Text shown:
....
For some North Texas trees, like live oaks, the response time to a damaging weather event, isn’t always immediate.

DALLAS — This year's February winter storm was a nightmare for many Texans: Power outages, frozen and burst water pipes and overall life-threatening conditions across the state.

Here in North Texas, we spent 139 consecutive hours below freezing between February 13 and 19. That was the 5th longest stretch on record. 

Believe it or not, the record streak was actually more than twice as long. In December 1983, we had 295 consecutive hours below freezing in Dallas-Fort Worth. It got so cold, for so long, that you could walk across a frozen White Rock Lake.

But there's a reason why the 1983 freeze didn't have nearly as long of an impact on our landscape as what we're seeing this time around.

The proof is in the trees.

"A December freeze in many ways would have been a lot easier on a lot of these trees," said Hannah Edinburgh, an arborist with Texas Tree Surgeons. "The problem that some of them experienced was they were about to put out new leaves and the buds were full of water, and they were ready to go."

For some trees, like live oaks, the response time to a damaging weather event, isn’t always immediate.

RELATED: What's that tree in your backyard? How to identify it by its leaves

“Some of them did great," Edinburgh said. "Some of them were completely dead immediately after the freeze.”

In fact, some trees are just now showing signs of distress and others may take even longer.

"A freeze event like this?" Edinburgh said. "It's going to be 2 or 3 years before we even know if some of these trees are going to make it long term."

The added stress of the recent heat and drier weather really points out which trees need help. 

"The general consensus was that we would wait through the summer and see how the trees would recover," Plano City Forester Marc Beaudoing said.
....
Data records:
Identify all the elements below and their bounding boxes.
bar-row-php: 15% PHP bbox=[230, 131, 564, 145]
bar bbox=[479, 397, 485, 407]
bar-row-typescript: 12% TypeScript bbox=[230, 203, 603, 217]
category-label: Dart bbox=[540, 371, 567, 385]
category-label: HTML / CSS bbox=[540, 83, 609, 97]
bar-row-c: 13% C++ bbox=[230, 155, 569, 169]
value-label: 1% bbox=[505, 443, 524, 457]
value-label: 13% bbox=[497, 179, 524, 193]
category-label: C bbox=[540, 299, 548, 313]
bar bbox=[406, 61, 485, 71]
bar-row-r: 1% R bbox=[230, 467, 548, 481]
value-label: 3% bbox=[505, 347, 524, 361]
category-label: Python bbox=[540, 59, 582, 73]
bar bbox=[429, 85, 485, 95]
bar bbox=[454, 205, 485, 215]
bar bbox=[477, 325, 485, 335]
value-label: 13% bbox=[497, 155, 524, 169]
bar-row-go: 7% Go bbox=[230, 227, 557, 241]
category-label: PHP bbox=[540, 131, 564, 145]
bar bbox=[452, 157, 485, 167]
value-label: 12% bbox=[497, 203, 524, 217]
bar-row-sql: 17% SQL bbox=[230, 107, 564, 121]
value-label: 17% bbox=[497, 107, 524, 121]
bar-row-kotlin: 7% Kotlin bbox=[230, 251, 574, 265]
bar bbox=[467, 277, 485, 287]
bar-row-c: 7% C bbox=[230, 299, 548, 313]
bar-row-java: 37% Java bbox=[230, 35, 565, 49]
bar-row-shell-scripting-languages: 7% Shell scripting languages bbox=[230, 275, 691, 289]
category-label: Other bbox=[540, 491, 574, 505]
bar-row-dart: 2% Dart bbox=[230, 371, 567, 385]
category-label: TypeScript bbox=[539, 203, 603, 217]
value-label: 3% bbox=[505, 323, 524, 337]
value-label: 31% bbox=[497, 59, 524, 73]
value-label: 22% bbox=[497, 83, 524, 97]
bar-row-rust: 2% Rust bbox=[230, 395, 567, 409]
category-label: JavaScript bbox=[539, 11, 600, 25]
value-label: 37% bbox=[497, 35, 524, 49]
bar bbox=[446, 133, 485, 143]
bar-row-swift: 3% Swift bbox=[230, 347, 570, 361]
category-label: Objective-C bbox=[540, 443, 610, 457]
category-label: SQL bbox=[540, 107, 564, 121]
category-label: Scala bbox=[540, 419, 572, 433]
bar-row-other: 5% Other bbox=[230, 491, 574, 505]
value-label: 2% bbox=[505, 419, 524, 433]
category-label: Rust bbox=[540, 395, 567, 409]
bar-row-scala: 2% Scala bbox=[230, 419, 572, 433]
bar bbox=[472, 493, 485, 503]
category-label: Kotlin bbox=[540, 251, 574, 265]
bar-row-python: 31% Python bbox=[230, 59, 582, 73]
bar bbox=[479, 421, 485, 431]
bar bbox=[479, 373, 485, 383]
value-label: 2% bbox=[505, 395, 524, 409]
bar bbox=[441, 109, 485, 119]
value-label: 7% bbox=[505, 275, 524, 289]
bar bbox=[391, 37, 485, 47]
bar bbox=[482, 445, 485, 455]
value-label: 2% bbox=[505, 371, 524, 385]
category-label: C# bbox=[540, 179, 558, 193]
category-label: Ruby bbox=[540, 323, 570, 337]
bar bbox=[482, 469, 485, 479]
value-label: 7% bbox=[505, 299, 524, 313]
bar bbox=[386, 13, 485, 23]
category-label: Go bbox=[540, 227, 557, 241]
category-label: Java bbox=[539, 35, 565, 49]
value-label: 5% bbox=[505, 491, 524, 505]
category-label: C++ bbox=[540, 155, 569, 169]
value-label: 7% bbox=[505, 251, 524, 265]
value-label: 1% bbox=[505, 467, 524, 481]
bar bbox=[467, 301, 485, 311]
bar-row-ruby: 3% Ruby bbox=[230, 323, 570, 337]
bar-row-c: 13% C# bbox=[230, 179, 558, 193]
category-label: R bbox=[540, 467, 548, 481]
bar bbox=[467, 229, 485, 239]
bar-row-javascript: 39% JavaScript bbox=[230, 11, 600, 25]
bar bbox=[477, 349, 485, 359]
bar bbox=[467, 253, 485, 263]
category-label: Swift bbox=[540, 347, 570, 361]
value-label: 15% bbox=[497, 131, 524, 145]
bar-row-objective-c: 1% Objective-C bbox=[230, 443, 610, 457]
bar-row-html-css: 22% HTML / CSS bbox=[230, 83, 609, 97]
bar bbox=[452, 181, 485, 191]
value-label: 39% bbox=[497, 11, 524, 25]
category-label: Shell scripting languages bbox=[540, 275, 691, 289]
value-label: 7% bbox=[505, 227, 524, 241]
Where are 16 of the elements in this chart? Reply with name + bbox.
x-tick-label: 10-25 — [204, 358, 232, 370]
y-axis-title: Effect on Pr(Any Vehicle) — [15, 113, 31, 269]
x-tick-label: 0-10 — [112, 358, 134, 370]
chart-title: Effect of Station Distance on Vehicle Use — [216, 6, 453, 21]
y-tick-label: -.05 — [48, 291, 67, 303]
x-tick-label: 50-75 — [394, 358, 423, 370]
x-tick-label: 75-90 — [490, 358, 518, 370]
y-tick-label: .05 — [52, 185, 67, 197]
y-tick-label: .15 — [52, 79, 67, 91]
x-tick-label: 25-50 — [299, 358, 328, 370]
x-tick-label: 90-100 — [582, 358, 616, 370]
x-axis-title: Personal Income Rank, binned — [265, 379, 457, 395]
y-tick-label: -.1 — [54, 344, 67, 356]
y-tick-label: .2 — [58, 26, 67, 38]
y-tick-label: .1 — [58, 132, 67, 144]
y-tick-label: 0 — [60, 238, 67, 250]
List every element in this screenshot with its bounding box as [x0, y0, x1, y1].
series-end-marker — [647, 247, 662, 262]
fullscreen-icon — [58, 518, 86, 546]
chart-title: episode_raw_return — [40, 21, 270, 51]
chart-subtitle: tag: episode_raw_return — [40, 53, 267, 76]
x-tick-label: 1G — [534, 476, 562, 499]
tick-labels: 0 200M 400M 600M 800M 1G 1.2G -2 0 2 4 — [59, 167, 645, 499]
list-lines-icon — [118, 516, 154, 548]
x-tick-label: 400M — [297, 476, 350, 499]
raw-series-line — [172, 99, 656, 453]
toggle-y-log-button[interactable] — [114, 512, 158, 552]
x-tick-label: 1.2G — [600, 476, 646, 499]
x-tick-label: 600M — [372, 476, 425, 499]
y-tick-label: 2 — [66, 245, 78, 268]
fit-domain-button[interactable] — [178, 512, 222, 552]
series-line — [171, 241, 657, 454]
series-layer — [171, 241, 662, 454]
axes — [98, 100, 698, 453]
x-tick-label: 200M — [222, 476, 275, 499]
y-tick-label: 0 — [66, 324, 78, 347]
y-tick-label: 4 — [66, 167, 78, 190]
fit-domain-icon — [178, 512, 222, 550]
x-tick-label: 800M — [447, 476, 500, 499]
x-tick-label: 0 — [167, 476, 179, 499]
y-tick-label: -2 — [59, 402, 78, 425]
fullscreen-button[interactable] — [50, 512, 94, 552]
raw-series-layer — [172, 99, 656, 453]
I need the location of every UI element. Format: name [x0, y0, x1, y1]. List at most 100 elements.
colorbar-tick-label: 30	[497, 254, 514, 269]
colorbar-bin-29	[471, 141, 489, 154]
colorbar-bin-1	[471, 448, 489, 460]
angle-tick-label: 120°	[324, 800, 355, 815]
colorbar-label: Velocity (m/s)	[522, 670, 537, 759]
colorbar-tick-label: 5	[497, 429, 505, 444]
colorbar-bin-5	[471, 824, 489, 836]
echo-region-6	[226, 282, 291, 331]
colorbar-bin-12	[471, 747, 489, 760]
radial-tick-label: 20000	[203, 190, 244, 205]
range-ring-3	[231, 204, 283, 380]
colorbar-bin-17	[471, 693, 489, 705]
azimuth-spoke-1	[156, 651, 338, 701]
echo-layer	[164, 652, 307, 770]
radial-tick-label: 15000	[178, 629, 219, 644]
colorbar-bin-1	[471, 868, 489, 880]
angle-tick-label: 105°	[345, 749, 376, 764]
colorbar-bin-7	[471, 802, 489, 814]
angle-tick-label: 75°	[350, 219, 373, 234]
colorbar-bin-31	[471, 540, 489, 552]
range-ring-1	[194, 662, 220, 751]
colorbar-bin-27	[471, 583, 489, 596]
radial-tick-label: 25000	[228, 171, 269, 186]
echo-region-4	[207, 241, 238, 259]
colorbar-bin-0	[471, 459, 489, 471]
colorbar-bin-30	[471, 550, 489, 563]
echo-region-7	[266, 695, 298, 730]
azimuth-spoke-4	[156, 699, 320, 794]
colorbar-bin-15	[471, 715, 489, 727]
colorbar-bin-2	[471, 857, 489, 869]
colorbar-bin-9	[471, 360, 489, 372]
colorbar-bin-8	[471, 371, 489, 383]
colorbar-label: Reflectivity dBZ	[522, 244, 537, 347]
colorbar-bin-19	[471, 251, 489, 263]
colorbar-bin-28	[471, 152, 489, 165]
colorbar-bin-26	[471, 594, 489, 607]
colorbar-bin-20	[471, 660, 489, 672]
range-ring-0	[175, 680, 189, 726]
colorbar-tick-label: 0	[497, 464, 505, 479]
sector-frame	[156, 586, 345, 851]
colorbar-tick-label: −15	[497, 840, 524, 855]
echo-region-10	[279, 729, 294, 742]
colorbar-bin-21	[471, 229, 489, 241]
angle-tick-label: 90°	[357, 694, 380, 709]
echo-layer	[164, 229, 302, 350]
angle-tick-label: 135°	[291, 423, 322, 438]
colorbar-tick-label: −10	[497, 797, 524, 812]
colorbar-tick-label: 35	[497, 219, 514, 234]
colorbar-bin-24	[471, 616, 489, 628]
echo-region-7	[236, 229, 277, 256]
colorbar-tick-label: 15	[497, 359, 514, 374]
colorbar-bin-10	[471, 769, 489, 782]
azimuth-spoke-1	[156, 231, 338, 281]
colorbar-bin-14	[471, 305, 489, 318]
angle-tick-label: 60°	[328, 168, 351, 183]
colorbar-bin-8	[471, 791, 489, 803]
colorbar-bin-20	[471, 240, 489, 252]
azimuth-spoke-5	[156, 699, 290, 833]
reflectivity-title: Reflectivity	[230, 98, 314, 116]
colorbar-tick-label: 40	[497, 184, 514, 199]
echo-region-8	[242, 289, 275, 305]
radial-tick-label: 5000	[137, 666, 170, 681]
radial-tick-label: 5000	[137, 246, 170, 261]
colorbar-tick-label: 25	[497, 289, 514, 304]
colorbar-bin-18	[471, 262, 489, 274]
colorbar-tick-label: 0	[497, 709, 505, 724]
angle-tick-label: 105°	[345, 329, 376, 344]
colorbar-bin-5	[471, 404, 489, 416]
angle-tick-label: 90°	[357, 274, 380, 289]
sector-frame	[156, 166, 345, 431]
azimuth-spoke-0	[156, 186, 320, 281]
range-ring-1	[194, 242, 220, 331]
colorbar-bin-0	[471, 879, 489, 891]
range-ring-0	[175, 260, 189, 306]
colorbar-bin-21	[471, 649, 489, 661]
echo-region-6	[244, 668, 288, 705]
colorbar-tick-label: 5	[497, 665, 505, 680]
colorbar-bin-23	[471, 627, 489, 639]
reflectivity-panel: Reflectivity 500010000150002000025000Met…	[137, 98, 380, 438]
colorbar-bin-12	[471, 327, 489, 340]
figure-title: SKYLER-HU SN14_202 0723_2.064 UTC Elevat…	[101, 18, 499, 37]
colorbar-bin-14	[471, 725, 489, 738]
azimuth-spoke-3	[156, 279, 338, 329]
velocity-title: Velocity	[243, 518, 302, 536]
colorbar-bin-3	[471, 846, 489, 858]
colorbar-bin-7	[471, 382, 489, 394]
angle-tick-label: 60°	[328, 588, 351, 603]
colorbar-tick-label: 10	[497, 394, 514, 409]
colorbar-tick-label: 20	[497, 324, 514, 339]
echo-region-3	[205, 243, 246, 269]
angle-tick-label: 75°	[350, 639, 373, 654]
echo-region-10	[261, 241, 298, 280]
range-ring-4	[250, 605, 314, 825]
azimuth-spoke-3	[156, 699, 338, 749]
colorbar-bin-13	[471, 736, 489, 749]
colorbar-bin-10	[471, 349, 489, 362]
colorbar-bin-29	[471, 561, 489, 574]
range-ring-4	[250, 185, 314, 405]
....
Task details: Continue the article on North Texas trees after the February freeze, starting after its last sentence.

Response box:
The city of Plano has identified 6,500 trees with potential damage from the freeze.

"Some of the species that have been really affected by the storm are ash trees, Shumard Red Oak trees, Lacebark Elm, and Chinese Tallow. We’ve seen significant damage on those," Beaudoing said. 

There’s no need to panic. There are many signs YOU can look for now that can help you save any potentially damaged trees. 

"Dead branches, a much thinner canopy than usual," Beaudoing said. "Lighter green leaves than they should have. and really a greatly reduced canopy is the biggest sign, the biggest stressor.”

Overall, there are three main warning signs to look out for:

Thinning canopy: This might be the most visible warnings sign -- dead branches and a much thinner canopy, including leaves that are lighter green than they should have. 

Credit: WFAA

Epicormic shoots: These are the little sprouting shoots that grow in places they normally wouldn’t like the bark or trunk. 

Credit: WFAA

Frost cracks: These are the most sinister of warning signs -- vertical splits that can run deep into the wood of a tree. They form because of the expansion and contraction of water in the tree during a hard freeze and thaw.

Credit: WFAA

OK, So you’ve identified you may have a problem. Now what do you do? Your best bet is to call a certified arborist so they can properly evaluate your trees.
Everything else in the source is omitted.